*DO THIS*
Give back every line exactly as it appears, pictures excluded.

*DATA SHOWN*
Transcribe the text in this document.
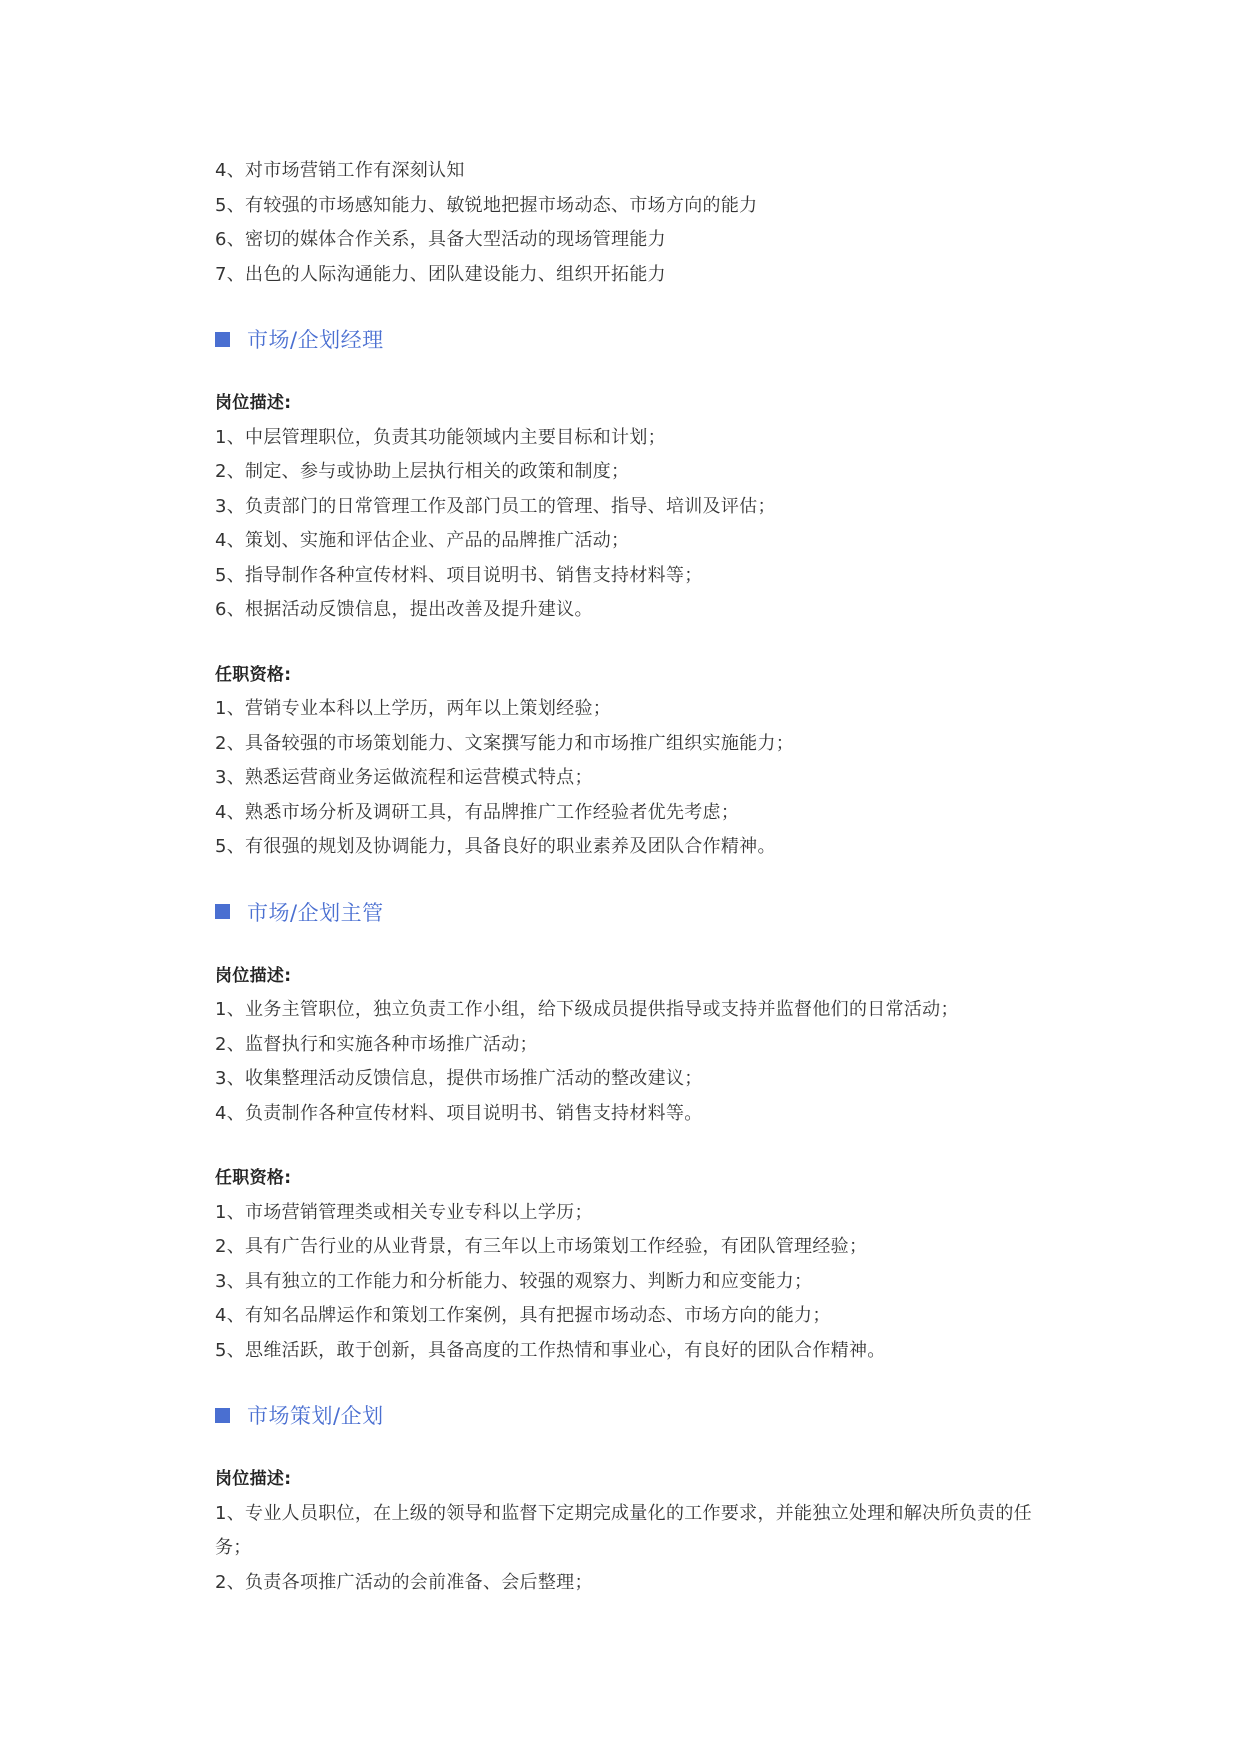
4、对市场营销工作有深刻认知
5、有较强的市场感知能力、敏锐地把握市场动态、市场方向的能力
6、密切的媒体合作关系，具备大型活动的现场管理能力
7、出色的人际沟通能力、团队建设能力、组织开拓能力
市场/企划经理
岗位描述:
1、中层管理职位，负责其功能领域内主要目标和计划；
2、制定、参与或协助上层执行相关的政策和制度；
3、负责部门的日常管理工作及部门员工的管理、指导、培训及评估；
4、策划、实施和评估企业、产品的品牌推广活动；
5、指导制作各种宣传材料、项目说明书、销售支持材料等；
6、根据活动反馈信息，提出改善及提升建议。
任职资格:
1、营销专业本科以上学历，两年以上策划经验；
2、具备较强的市场策划能力、文案撰写能力和市场推广组织实施能力；
3、熟悉运营商业务运做流程和运营模式特点；
4、熟悉市场分析及调研工具，有品牌推广工作经验者优先考虑；
5、有很强的规划及协调能力，具备良好的职业素养及团队合作精神。
市场/企划主管
岗位描述:
1、业务主管职位，独立负责工作小组，给下级成员提供指导或支持并监督他们的日常活动；
2、监督执行和实施各种市场推广活动；
3、收集整理活动反馈信息，提供市场推广活动的整改建议；
4、负责制作各种宣传材料、项目说明书、销售支持材料等。
任职资格:
1、市场营销管理类或相关专业专科以上学历；
2、具有广告行业的从业背景，有三年以上市场策划工作经验，有团队管理经验；
3、具有独立的工作能力和分析能力、较强的观察力、判断力和应变能力；
4、有知名品牌运作和策划工作案例，具有把握市场动态、市场方向的能力；
5、思维活跃，敢于创新，具备高度的工作热情和事业心，有良好的团队合作精神。
市场策划/企划
岗位描述:
1、专业人员职位，在上级的领导和监督下定期完成量化的工作要求，并能独立处理和解决所负责的任务；
2、负责各项推广活动的会前准备、会后整理；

*FINISHED EXERCISE*
Transcribe the text in this document.
4、对市场营销工作有深刻认知
5、有较强的市场感知能力、敏锐地把握市场动态、市场方向的能力
6、密切的媒体合作关系，具备大型活动的现场管理能力
7、出色的人际沟通能力、团队建设能力、组织开拓能力
市场/企划经理
岗位描述:
1、中层管理职位，负责其功能领域内主要目标和计划；
2、制定、参与或协助上层执行相关的政策和制度；
3、负责部门的日常管理工作及部门员工的管理、指导、培训及评估；
4、策划、实施和评估企业、产品的品牌推广活动；
5、指导制作各种宣传材料、项目说明书、销售支持材料等；
6、根据活动反馈信息，提出改善及提升建议。
任职资格:
1、营销专业本科以上学历，两年以上策划经验；
2、具备较强的市场策划能力、文案撰写能力和市场推广组织实施能力；
3、熟悉运营商业务运做流程和运营模式特点；
4、熟悉市场分析及调研工具，有品牌推广工作经验者优先考虑；
5、有很强的规划及协调能力，具备良好的职业素养及团队合作精神。
市场/企划主管
岗位描述:
1、业务主管职位，独立负责工作小组，给下级成员提供指导或支持并监督他们的日常活动；
2、监督执行和实施各种市场推广活动；
3、收集整理活动反馈信息，提供市场推广活动的整改建议；
4、负责制作各种宣传材料、项目说明书、销售支持材料等。
任职资格:
1、市场营销管理类或相关专业专科以上学历；
2、具有广告行业的从业背景，有三年以上市场策划工作经验，有团队管理经验；
3、具有独立的工作能力和分析能力、较强的观察力、判断力和应变能力；
4、有知名品牌运作和策划工作案例，具有把握市场动态、市场方向的能力；
5、思维活跃，敢于创新，具备高度的工作热情和事业心，有良好的团队合作精神。
市场策划/企划
岗位描述:
1、专业人员职位，在上级的领导和监督下定期完成量化的工作要求，并能独立处理和解决所负责的任务；
2、负责各项推广活动的会前准备、会后整理；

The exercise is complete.